==== DATASET
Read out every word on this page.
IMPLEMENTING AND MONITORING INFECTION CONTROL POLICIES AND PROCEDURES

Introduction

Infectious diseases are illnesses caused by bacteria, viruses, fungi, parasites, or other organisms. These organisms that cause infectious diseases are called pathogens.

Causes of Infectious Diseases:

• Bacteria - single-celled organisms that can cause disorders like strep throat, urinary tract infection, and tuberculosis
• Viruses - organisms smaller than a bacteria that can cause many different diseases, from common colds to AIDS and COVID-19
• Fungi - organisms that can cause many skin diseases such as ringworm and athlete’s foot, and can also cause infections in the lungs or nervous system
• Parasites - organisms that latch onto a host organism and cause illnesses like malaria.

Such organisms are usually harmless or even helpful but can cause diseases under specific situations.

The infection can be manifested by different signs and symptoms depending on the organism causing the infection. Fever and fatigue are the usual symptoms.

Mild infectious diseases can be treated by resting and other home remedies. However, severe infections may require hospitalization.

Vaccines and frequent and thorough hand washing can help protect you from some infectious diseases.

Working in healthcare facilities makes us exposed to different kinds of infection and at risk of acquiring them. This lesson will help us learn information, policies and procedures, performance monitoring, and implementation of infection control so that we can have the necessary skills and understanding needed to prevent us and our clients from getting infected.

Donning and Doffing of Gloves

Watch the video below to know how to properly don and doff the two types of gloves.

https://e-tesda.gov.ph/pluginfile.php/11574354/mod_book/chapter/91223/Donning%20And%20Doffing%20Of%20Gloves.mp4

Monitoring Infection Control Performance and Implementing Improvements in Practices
========
• [WHAT TO DO]: The expected answer is a copy of each line in the records that holds the word "infections".

• [TASK SOLUTION]:
• Fungi - organisms that can cause many skin diseases such as ringworm and athlete’s foot, and can also cause infections in the lungs or nervous system
Mild infectious diseases can be treated by resting and other home remedies. However, severe infections may require hospitalization.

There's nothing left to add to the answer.